Given task: All of the records listed below should be retyped exactly.

Recorded information:
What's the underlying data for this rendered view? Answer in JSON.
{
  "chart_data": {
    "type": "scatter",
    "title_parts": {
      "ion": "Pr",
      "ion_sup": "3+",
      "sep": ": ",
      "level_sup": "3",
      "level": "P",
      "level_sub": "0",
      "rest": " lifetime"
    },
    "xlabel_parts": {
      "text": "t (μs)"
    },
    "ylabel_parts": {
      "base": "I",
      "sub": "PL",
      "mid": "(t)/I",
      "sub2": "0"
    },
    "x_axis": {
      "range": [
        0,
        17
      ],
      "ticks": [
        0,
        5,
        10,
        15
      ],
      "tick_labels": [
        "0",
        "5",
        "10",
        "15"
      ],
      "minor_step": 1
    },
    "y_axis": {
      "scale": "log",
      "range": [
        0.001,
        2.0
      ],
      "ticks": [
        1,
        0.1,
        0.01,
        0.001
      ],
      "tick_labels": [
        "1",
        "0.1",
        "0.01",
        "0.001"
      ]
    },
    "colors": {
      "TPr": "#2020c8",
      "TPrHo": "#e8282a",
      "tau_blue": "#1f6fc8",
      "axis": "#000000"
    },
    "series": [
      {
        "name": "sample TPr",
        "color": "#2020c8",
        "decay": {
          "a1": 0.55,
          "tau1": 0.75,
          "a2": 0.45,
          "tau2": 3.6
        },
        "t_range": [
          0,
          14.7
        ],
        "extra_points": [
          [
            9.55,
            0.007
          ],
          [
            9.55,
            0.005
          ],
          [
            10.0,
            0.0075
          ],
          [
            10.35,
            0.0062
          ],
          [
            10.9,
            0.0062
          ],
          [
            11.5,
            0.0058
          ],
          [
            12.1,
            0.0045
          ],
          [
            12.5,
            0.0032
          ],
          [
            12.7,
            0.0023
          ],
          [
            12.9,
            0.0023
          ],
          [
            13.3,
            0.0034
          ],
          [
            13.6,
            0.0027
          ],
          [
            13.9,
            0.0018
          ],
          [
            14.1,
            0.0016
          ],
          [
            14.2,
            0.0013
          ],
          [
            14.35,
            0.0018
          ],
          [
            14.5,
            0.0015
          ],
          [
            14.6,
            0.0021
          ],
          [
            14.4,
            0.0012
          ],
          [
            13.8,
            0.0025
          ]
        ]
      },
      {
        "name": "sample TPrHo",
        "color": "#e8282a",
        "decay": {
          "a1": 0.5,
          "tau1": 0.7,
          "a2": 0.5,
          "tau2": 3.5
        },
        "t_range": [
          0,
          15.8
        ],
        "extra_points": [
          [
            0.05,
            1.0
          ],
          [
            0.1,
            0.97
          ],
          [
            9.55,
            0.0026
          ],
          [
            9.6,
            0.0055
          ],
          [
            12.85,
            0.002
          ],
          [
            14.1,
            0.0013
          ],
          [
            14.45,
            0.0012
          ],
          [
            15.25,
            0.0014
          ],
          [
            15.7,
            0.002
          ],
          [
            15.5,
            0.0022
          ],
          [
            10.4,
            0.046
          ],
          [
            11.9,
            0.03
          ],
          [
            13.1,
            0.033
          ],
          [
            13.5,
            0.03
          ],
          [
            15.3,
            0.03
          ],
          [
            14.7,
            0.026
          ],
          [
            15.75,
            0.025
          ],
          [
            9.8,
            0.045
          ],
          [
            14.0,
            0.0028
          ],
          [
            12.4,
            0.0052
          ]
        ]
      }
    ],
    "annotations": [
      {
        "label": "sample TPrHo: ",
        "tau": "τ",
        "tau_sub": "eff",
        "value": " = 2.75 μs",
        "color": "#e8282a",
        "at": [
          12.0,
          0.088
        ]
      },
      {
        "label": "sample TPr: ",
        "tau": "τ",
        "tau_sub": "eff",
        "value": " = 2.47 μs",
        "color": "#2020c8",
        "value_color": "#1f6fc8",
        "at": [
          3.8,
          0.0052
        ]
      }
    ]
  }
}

Task response:
What's the underlying data for this rendered view? Answer in JSON.
{
  "chart_data": {
    "type": "scatter",
    "title_parts": {
      "ion": "Pr",
      "ion_sup": "3+",
      "sep": ": ",
      "level_sup": "3",
      "level": "P",
      "level_sub": "0",
      "rest": " lifetime"
    },
    "xlabel_parts": {
      "text": "t (μs)"
    },
    "ylabel_parts": {
      "base": "I",
      "sub": "PL",
      "mid": "(t)/I",
      "sub2": "0"
    },
    "x_axis": {
      "range": [
        0,
        17
      ],
      "ticks": [
        0,
        5,
        10,
        15
      ],
      "tick_labels": [
        "0",
        "5",
        "10",
        "15"
      ],
      "minor_step": 1
    },
    "y_axis": {
      "scale": "log",
      "range": [
        0.001,
        2.0
      ],
      "ticks": [
        1,
        0.1,
        0.01,
        0.001
      ],
      "tick_labels": [
        "1",
        "0.1",
        "0.01",
        "0.001"
      ]
    },
    "colors": {
      "TPr": "#2020c8",
      "TPrHo": "#e8282a",
      "tau_blue": "#1f6fc8",
      "axis": "#000000"
    },
    "series": [
      {
        "name": "sample TPr",
        "color": "#2020c8",
        "decay": {
          "a1": 0.55,
          "tau1": 0.75,
          "a2": 0.45,
          "tau2": 3.6
        },
        "t_range": [
          0,
          14.7
        ],
        "extra_points": [
          [
            9.55,
            0.007
          ],
          [
            9.55,
            0.005
          ],
          [
            10.0,
            0.0075
          ],
          [
            10.35,
            0.0062
          ],
          [
            10.9,
            0.0062
          ],
          [
            11.5,
            0.0058
          ],
          [
            12.1,
            0.0045
          ],
          [
            12.5,
            0.0032
          ],
          [
            12.7,
            0.0023
          ],
          [
            12.9,
            0.0023
          ],
          [
            13.3,
            0.0034
          ],
          [
            13.6,
            0.0027
          ],
          [
            13.9,
            0.0018
          ],
          [
            14.1,
            0.0016
          ],
          [
            14.2,
            0.0013
          ],
          [
            14.35,
            0.0018
          ],
          [
            14.5,
            0.0015
          ],
          [
            14.6,
            0.0021
          ],
          [
            14.4,
            0.0012
          ],
          [
            13.8,
            0.0025
          ]
        ]
      },
      {
        "name": "sample TPrHo",
        "color": "#e8282a",
        "decay": {
          "a1": 0.5,
          "tau1": 0.7,
          "a2": 0.5,
          "tau2": 3.5
        },
        "t_range": [
          0,
          15.8
        ],
        "extra_points": [
          [
            0.05,
            1.0
          ],
          [
            0.1,
            0.97
          ],
          [
            9.55,
            0.0026
          ],
          [
            9.6,
            0.0055
          ],
          [
            12.85,
            0.002
          ],
          [
            14.1,
            0.0013
          ],
          [
            14.45,
            0.0012
          ],
          [
            15.25,
            0.0014
          ],
          [
            15.7,
            0.002
          ],
          [
            15.5,
            0.0022
          ],
          [
            10.4,
            0.046
          ],
          [
            11.9,
            0.03
          ],
          [
            13.1,
            0.033
          ],
          [
            13.5,
            0.03
          ],
          [
            15.3,
            0.03
          ],
          [
            14.7,
            0.026
          ],
          [
            15.75,
            0.025
          ],
          [
            9.8,
            0.045
          ],
          [
            14.0,
            0.0028
          ],
          [
            12.4,
            0.0052
          ]
        ]
      }
    ],
    "annotations": [
      {
        "label": "sample TPrHo: ",
        "tau": "τ",
        "tau_sub": "eff",
        "value": " = 2.75 μs",
        "color": "#e8282a",
        "at": [
          12.0,
          0.088
        ]
      },
      {
        "label": "sample TPr: ",
        "tau": "τ",
        "tau_sub": "eff",
        "value": " = 2.47 μs",
        "color": "#2020c8",
        "value_color": "#1f6fc8",
        "at": [
          3.8,
          0.0052
        ]
      }
    ]
  }
}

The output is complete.